**JOB:**
Copy every line of the records below where the word "this" occurs.

**SUPPLIED MATERIAL:**
= = = =

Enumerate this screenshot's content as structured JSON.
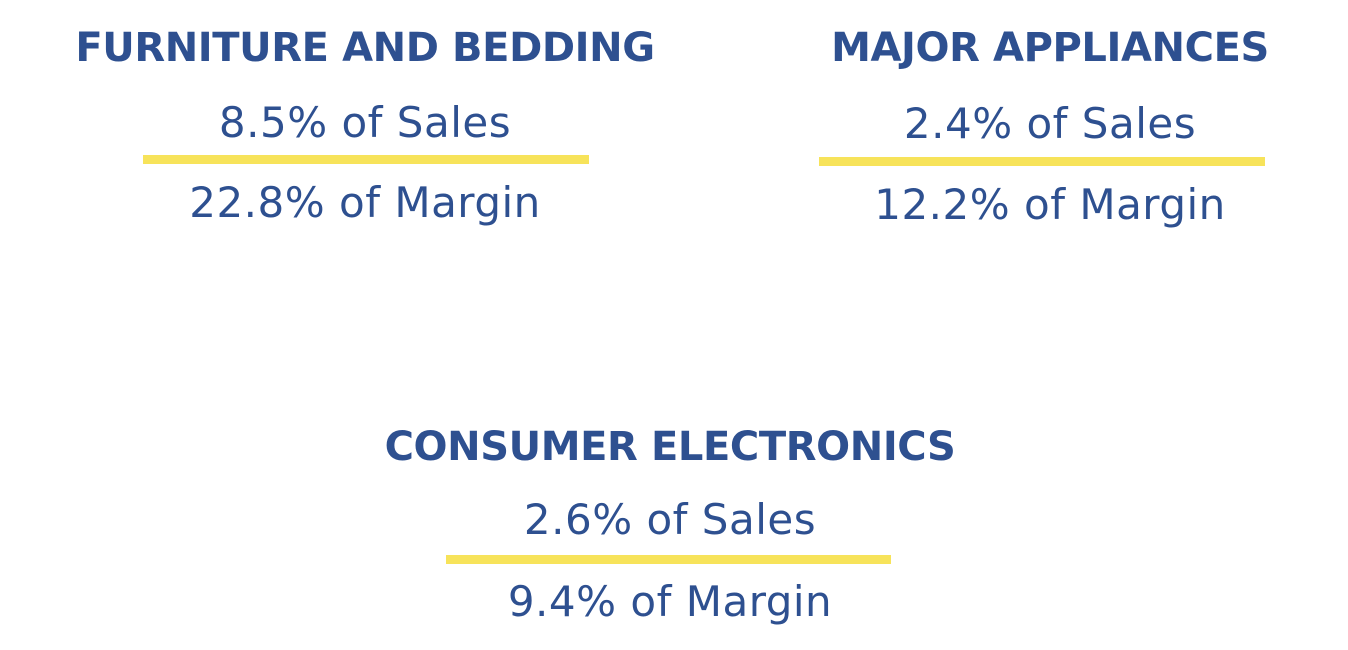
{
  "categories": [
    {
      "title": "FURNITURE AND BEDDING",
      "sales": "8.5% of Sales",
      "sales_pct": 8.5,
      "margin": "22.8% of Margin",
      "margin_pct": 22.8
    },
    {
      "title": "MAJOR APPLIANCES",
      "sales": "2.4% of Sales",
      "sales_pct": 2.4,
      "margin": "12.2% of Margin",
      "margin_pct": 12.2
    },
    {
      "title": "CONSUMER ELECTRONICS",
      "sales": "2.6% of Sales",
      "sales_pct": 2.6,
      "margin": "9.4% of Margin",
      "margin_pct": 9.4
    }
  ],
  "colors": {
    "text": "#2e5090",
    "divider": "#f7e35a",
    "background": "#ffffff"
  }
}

= = = =

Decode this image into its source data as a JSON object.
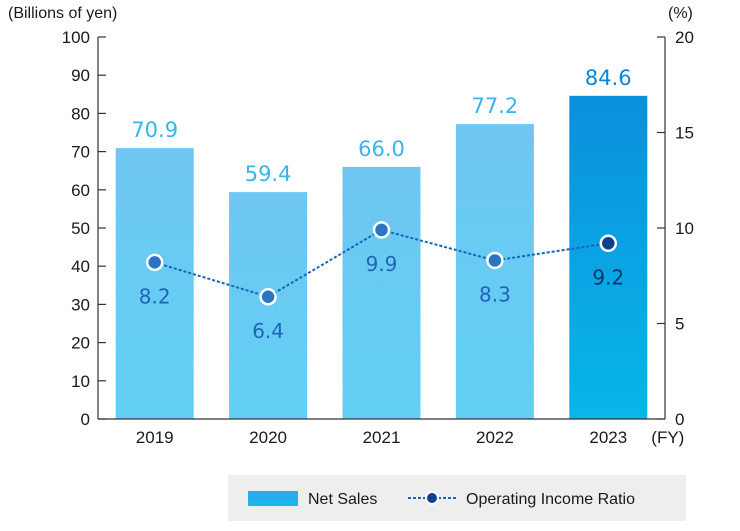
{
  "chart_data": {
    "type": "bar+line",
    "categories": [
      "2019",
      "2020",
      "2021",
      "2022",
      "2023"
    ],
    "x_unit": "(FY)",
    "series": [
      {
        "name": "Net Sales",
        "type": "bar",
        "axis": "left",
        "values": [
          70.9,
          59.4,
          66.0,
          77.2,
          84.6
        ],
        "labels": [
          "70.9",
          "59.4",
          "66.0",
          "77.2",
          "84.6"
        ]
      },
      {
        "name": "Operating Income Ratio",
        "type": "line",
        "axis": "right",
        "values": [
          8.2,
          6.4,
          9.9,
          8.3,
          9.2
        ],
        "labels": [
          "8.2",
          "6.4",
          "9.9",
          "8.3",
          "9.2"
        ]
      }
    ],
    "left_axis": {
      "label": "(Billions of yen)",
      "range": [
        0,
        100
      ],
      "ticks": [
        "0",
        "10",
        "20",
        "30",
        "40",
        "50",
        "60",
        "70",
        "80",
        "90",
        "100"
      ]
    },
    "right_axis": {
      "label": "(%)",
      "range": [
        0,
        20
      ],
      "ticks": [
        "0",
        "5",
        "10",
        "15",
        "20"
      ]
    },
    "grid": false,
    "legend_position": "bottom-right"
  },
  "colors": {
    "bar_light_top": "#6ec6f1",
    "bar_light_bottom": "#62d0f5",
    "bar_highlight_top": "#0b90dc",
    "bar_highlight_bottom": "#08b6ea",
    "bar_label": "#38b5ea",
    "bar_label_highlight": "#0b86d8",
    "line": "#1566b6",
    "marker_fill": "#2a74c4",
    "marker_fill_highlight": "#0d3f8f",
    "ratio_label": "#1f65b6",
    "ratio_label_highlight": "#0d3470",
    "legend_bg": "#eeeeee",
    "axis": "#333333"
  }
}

= = = =

**SOLUTION TO THE PROBLEM:**
Enumerate this screenshot's content as structured JSON.
Decode this image into its source data as a JSON object.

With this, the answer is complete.